#### Do this:
Give back the entire listing verbatim.

Stored data
···
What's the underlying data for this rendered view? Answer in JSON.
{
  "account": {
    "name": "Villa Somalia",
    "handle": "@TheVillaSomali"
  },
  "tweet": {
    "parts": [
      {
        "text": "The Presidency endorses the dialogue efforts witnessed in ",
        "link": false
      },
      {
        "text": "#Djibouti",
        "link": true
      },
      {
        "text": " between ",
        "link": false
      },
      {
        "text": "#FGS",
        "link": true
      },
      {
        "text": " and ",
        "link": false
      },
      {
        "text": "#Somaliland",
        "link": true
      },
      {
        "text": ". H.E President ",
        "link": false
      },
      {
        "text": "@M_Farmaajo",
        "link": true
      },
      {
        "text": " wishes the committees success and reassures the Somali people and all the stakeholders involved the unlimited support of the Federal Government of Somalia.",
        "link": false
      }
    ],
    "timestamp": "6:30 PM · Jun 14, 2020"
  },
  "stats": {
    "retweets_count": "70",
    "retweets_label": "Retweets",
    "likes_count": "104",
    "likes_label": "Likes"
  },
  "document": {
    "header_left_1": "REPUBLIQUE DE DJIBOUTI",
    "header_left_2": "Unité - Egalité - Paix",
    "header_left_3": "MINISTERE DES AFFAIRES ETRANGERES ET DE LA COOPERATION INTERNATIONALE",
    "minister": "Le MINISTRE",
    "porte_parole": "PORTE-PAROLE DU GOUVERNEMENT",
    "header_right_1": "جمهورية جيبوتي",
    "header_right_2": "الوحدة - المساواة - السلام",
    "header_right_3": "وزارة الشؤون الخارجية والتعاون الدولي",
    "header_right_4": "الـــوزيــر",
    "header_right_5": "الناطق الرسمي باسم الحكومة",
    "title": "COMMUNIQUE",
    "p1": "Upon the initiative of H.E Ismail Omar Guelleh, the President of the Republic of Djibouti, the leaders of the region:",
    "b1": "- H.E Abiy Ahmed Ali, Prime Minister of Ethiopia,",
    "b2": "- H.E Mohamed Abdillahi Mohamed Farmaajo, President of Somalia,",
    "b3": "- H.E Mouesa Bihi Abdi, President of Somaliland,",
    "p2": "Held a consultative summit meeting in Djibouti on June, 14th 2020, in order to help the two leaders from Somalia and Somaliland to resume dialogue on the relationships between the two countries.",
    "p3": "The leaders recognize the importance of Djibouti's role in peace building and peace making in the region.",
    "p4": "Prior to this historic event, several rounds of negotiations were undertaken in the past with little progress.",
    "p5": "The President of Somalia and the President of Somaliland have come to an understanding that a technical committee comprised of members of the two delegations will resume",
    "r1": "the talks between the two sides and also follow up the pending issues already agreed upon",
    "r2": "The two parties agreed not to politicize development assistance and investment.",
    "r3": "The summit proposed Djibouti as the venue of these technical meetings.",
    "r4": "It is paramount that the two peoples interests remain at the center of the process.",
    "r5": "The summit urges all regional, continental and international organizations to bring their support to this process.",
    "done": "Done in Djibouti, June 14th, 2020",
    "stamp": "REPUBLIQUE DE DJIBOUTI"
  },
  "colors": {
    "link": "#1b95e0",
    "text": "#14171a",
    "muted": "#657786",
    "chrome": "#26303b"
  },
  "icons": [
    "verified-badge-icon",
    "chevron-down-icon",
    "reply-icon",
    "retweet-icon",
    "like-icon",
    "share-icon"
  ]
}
···
#### Expected answer:
What's the underlying data for this rendered view? Answer in JSON.
{
  "account": {
    "name": "Villa Somalia",
    "handle": "@TheVillaSomali"
  },
  "tweet": {
    "parts": [
      {
        "text": "The Presidency endorses the dialogue efforts witnessed in ",
        "link": false
      },
      {
        "text": "#Djibouti",
        "link": true
      },
      {
        "text": " between ",
        "link": false
      },
      {
        "text": "#FGS",
        "link": true
      },
      {
        "text": " and ",
        "link": false
      },
      {
        "text": "#Somaliland",
        "link": true
      },
      {
        "text": ". H.E President ",
        "link": false
      },
      {
        "text": "@M_Farmaajo",
        "link": true
      },
      {
        "text": " wishes the committees success and reassures the Somali people and all the stakeholders involved the unlimited support of the Federal Government of Somalia.",
        "link": false
      }
    ],
    "timestamp": "6:30 PM · Jun 14, 2020"
  },
  "stats": {
    "retweets_count": "70",
    "retweets_label": "Retweets",
    "likes_count": "104",
    "likes_label": "Likes"
  },
  "document": {
    "header_left_1": "REPUBLIQUE DE DJIBOUTI",
    "header_left_2": "Unité - Egalité - Paix",
    "header_left_3": "MINISTERE DES AFFAIRES ETRANGERES ET DE LA COOPERATION INTERNATIONALE",
    "minister": "Le MINISTRE",
    "porte_parole": "PORTE-PAROLE DU GOUVERNEMENT",
    "header_right_1": "جمهورية جيبوتي",
    "header_right_2": "الوحدة - المساواة - السلام",
    "header_right_3": "وزارة الشؤون الخارجية والتعاون الدولي",
    "header_right_4": "الـــوزيــر",
    "header_right_5": "الناطق الرسمي باسم الحكومة",
    "title": "COMMUNIQUE",
    "p1": "Upon the initiative of H.E Ismail Omar Guelleh, the President of the Republic of Djibouti, the leaders of the region:",
    "b1": "- H.E Abiy Ahmed Ali, Prime Minister of Ethiopia,",
    "b2": "- H.E Mohamed Abdillahi Mohamed Farmaajo, President of Somalia,",
    "b3": "- H.E Mouesa Bihi Abdi, President of Somaliland,",
    "p2": "Held a consultative summit meeting in Djibouti on June, 14th 2020, in order to help the two leaders from Somalia and Somaliland to resume dialogue on the relationships between the two countries.",
    "p3": "The leaders recognize the importance of Djibouti's role in peace building and peace making in the region.",
    "p4": "Prior to this historic event, several rounds of negotiations were undertaken in the past with little progress.",
    "p5": "The President of Somalia and the President of Somaliland have come to an understanding that a technical committee comprised of members of the two delegations will resume",
    "r1": "the talks between the two sides and also follow up the pending issues already agreed upon",
    "r2": "The two parties agreed not to politicize development assistance and investment.",
    "r3": "The summit proposed Djibouti as the venue of these technical meetings.",
    "r4": "It is paramount that the two peoples interests remain at the center of the process.",
    "r5": "The summit urges all regional, continental and international organizations to bring their support to this process.",
    "done": "Done in Djibouti, June 14th, 2020",
    "stamp": "REPUBLIQUE DE DJIBOUTI"
  },
  "colors": {
    "link": "#1b95e0",
    "text": "#14171a",
    "muted": "#657786",
    "chrome": "#26303b"
  },
  "icons": [
    "verified-badge-icon",
    "chevron-down-icon",
    "reply-icon",
    "retweet-icon",
    "like-icon",
    "share-icon"
  ]
}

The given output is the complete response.